[BEGIN DATA EXTRACT]

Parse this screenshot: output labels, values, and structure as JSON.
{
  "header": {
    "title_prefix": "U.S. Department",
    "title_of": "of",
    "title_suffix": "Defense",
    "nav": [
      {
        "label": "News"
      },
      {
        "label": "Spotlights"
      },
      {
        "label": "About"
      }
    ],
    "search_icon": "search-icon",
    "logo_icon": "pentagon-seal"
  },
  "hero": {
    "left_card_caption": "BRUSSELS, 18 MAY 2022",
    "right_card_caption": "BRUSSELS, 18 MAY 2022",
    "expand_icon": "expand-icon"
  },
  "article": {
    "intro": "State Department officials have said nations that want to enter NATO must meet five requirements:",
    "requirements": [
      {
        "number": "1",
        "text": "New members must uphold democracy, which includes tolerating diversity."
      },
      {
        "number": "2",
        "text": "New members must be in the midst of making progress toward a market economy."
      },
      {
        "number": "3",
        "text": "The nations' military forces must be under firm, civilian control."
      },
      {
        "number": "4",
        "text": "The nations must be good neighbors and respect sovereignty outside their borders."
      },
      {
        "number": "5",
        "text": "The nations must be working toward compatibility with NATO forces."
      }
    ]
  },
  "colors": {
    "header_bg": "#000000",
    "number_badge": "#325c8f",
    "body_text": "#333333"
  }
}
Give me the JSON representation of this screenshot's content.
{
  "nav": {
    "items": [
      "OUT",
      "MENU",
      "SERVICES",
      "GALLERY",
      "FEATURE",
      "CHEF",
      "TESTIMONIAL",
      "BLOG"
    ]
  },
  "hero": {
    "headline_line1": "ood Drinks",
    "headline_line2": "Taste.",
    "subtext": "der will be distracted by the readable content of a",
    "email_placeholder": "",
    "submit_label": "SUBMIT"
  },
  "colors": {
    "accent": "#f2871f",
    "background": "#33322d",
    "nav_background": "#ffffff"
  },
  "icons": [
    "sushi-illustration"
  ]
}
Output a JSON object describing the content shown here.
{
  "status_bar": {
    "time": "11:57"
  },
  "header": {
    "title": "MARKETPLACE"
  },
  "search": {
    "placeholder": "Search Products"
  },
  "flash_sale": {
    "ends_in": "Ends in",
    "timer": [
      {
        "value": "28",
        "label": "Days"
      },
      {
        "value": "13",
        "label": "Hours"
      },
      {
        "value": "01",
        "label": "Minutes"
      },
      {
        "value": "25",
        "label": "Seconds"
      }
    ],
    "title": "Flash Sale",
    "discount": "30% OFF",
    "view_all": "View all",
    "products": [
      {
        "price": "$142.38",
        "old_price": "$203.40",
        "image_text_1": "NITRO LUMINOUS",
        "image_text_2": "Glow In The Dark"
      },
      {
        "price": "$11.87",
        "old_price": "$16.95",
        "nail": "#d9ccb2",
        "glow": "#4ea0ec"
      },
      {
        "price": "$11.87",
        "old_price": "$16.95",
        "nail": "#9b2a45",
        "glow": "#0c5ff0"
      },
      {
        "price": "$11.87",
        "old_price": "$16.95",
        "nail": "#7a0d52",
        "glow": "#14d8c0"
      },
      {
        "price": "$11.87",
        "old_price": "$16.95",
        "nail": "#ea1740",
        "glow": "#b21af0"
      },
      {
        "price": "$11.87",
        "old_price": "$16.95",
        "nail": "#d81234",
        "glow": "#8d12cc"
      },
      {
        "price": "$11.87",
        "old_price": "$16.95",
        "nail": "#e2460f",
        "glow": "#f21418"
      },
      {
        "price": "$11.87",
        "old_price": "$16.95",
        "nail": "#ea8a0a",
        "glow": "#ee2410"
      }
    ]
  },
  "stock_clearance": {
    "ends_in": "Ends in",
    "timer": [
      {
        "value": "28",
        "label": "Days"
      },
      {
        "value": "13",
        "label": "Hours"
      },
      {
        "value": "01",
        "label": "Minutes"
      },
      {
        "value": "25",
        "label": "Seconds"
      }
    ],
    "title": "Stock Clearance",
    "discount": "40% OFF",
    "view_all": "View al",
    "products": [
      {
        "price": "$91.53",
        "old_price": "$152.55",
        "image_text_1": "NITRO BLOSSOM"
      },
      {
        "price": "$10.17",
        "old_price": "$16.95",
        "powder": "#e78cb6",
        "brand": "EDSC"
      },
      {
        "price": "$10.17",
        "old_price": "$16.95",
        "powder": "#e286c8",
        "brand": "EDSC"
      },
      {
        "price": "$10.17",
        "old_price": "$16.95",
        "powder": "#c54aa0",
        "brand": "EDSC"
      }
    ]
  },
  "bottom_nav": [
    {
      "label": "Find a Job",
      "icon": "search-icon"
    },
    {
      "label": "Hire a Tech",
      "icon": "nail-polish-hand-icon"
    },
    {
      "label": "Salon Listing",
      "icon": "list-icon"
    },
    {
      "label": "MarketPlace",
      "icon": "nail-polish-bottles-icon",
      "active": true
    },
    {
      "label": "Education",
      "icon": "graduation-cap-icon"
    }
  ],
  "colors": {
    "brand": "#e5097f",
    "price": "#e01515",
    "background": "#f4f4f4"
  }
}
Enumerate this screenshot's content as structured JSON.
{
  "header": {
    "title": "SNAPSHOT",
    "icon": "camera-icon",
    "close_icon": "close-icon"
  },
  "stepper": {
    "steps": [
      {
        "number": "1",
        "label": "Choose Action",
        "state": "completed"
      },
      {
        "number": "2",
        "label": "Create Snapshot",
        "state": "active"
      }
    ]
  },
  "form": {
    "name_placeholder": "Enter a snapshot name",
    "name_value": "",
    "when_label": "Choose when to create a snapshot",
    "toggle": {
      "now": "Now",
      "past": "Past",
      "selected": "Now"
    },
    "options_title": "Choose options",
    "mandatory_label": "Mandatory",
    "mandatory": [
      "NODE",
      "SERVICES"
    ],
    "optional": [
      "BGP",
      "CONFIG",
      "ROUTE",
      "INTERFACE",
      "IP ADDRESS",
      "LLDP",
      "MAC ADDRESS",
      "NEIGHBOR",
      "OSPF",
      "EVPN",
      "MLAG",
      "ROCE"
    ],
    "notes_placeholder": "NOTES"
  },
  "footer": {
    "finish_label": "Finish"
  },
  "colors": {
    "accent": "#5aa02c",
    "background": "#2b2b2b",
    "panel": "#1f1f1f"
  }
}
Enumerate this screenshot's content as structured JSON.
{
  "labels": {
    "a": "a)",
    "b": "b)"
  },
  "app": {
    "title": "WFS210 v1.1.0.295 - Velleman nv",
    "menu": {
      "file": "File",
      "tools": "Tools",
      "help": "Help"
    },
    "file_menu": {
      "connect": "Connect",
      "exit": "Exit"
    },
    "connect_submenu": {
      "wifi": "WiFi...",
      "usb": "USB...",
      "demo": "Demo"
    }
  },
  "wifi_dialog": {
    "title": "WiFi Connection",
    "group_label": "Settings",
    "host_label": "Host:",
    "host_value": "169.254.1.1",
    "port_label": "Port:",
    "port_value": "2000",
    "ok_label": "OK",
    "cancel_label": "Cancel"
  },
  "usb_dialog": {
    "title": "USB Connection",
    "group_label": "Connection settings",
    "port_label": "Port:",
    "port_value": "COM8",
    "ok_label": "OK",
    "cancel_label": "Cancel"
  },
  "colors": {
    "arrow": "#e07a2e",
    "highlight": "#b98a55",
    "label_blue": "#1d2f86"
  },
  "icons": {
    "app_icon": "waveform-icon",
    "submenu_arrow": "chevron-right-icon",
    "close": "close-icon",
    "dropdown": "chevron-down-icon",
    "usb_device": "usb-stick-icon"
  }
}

[END DATA EXTRACT]

_WHAT IS EXPECTED_:
Your task is to transcribe the material exactly.

_TASK OUTPUT_:
Parse this screenshot: output labels, values, and structure as JSON.
{
  "header": {
    "title_prefix": "U.S. Department",
    "title_of": "of",
    "title_suffix": "Defense",
    "nav": [
      {
        "label": "News"
      },
      {
        "label": "Spotlights"
      },
      {
        "label": "About"
      }
    ],
    "search_icon": "search-icon",
    "logo_icon": "pentagon-seal"
  },
  "hero": {
    "left_card_caption": "BRUSSELS, 18 MAY 2022",
    "right_card_caption": "BRUSSELS, 18 MAY 2022",
    "expand_icon": "expand-icon"
  },
  "article": {
    "intro": "State Department officials have said nations that want to enter NATO must meet five requirements:",
    "requirements": [
      {
        "number": "1",
        "text": "New members must uphold democracy, which includes tolerating diversity."
      },
      {
        "number": "2",
        "text": "New members must be in the midst of making progress toward a market economy."
      },
      {
        "number": "3",
        "text": "The nations' military forces must be under firm, civilian control."
      },
      {
        "number": "4",
        "text": "The nations must be good neighbors and respect sovereignty outside their borders."
      },
      {
        "number": "5",
        "text": "The nations must be working toward compatibility with NATO forces."
      }
    ]
  },
  "colors": {
    "header_bg": "#000000",
    "number_badge": "#325c8f",
    "body_text": "#333333"
  }
}
Give me the JSON representation of this screenshot's content.
{
  "nav": {
    "items": [
      "OUT",
      "MENU",
      "SERVICES",
      "GALLERY",
      "FEATURE",
      "CHEF",
      "TESTIMONIAL",
      "BLOG"
    ]
  },
  "hero": {
    "headline_line1": "ood Drinks",
    "headline_line2": "Taste.",
    "subtext": "der will be distracted by the readable content of a",
    "email_placeholder": "",
    "submit_label": "SUBMIT"
  },
  "colors": {
    "accent": "#f2871f",
    "background": "#33322d",
    "nav_background": "#ffffff"
  },
  "icons": [
    "sushi-illustration"
  ]
}
Output a JSON object describing the content shown here.
{
  "status_bar": {
    "time": "11:57"
  },
  "header": {
    "title": "MARKETPLACE"
  },
  "search": {
    "placeholder": "Search Products"
  },
  "flash_sale": {
    "ends_in": "Ends in",
    "timer": [
      {
        "value": "28",
        "label": "Days"
      },
      {
        "value": "13",
        "label": "Hours"
      },
      {
        "value": "01",
        "label": "Minutes"
      },
      {
        "value": "25",
        "label": "Seconds"
      }
    ],
    "title": "Flash Sale",
    "discount": "30% OFF",
    "view_all": "View all",
    "products": [
      {
        "price": "$142.38",
        "old_price": "$203.40",
        "image_text_1": "NITRO LUMINOUS",
        "image_text_2": "Glow In The Dark"
      },
      {
        "price": "$11.87",
        "old_price": "$16.95",
        "nail": "#d9ccb2",
        "glow": "#4ea0ec"
      },
      {
        "price": "$11.87",
        "old_price": "$16.95",
        "nail": "#9b2a45",
        "glow": "#0c5ff0"
      },
      {
        "price": "$11.87",
        "old_price": "$16.95",
        "nail": "#7a0d52",
        "glow": "#14d8c0"
      },
      {
        "price": "$11.87",
        "old_price": "$16.95",
        "nail": "#ea1740",
        "glow": "#b21af0"
      },
      {
        "price": "$11.87",
        "old_price": "$16.95",
        "nail": "#d81234",
        "glow": "#8d12cc"
      },
      {
        "price": "$11.87",
        "old_price": "$16.95",
        "nail": "#e2460f",
        "glow": "#f21418"
      },
      {
        "price": "$11.87",
        "old_price": "$16.95",
        "nail": "#ea8a0a",
        "glow": "#ee2410"
      }
    ]
  },
  "stock_clearance": {
    "ends_in": "Ends in",
    "timer": [
      {
        "value": "28",
        "label": "Days"
      },
      {
        "value": "13",
        "label": "Hours"
      },
      {
        "value": "01",
        "label": "Minutes"
      },
      {
        "value": "25",
        "label": "Seconds"
      }
    ],
    "title": "Stock Clearance",
    "discount": "40% OFF",
    "view_all": "View al",
    "products": [
      {
        "price": "$91.53",
        "old_price": "$152.55",
        "image_text_1": "NITRO BLOSSOM"
      },
      {
        "price": "$10.17",
        "old_price": "$16.95",
        "powder": "#e78cb6",
        "brand": "EDSC"
      },
      {
        "price": "$10.17",
        "old_price": "$16.95",
        "powder": "#e286c8",
        "brand": "EDSC"
      },
      {
        "price": "$10.17",
        "old_price": "$16.95",
        "powder": "#c54aa0",
        "brand": "EDSC"
      }
    ]
  },
  "bottom_nav": [
    {
      "label": "Find a Job",
      "icon": "search-icon"
    },
    {
      "label": "Hire a Tech",
      "icon": "nail-polish-hand-icon"
    },
    {
      "label": "Salon Listing",
      "icon": "list-icon"
    },
    {
      "label": "MarketPlace",
      "icon": "nail-polish-bottles-icon",
      "active": true
    },
    {
      "label": "Education",
      "icon": "graduation-cap-icon"
    }
  ],
  "colors": {
    "brand": "#e5097f",
    "price": "#e01515",
    "background": "#f4f4f4"
  }
}
Enumerate this screenshot's content as structured JSON.
{
  "header": {
    "title": "SNAPSHOT",
    "icon": "camera-icon",
    "close_icon": "close-icon"
  },
  "stepper": {
    "steps": [
      {
        "number": "1",
        "label": "Choose Action",
        "state": "completed"
      },
      {
        "number": "2",
        "label": "Create Snapshot",
        "state": "active"
      }
    ]
  },
  "form": {
    "name_placeholder": "Enter a snapshot name",
    "name_value": "",
    "when_label": "Choose when to create a snapshot",
    "toggle": {
      "now": "Now",
      "past": "Past",
      "selected": "Now"
    },
    "options_title": "Choose options",
    "mandatory_label": "Mandatory",
    "mandatory": [
      "NODE",
      "SERVICES"
    ],
    "optional": [
      "BGP",
      "CONFIG",
      "ROUTE",
      "INTERFACE",
      "IP ADDRESS",
      "LLDP",
      "MAC ADDRESS",
      "NEIGHBOR",
      "OSPF",
      "EVPN",
      "MLAG",
      "ROCE"
    ],
    "notes_placeholder": "NOTES"
  },
  "footer": {
    "finish_label": "Finish"
  },
  "colors": {
    "accent": "#5aa02c",
    "background": "#2b2b2b",
    "panel": "#1f1f1f"
  }
}
Enumerate this screenshot's content as structured JSON.
{
  "labels": {
    "a": "a)",
    "b": "b)"
  },
  "app": {
    "title": "WFS210 v1.1.0.295 - Velleman nv",
    "menu": {
      "file": "File",
      "tools": "Tools",
      "help": "Help"
    },
    "file_menu": {
      "connect": "Connect",
      "exit": "Exit"
    },
    "connect_submenu": {
      "wifi": "WiFi...",
      "usb": "USB...",
      "demo": "Demo"
    }
  },
  "wifi_dialog": {
    "title": "WiFi Connection",
    "group_label": "Settings",
    "host_label": "Host:",
    "host_value": "169.254.1.1",
    "port_label": "Port:",
    "port_value": "2000",
    "ok_label": "OK",
    "cancel_label": "Cancel"
  },
  "usb_dialog": {
    "title": "USB Connection",
    "group_label": "Connection settings",
    "port_label": "Port:",
    "port_value": "COM8",
    "ok_label": "OK",
    "cancel_label": "Cancel"
  },
  "colors": {
    "arrow": "#e07a2e",
    "highlight": "#b98a55",
    "label_blue": "#1d2f86"
  },
  "icons": {
    "app_icon": "waveform-icon",
    "submenu_arrow": "chevron-right-icon",
    "close": "close-icon",
    "dropdown": "chevron-down-icon",
    "usb_device": "usb-stick-icon"
  }
}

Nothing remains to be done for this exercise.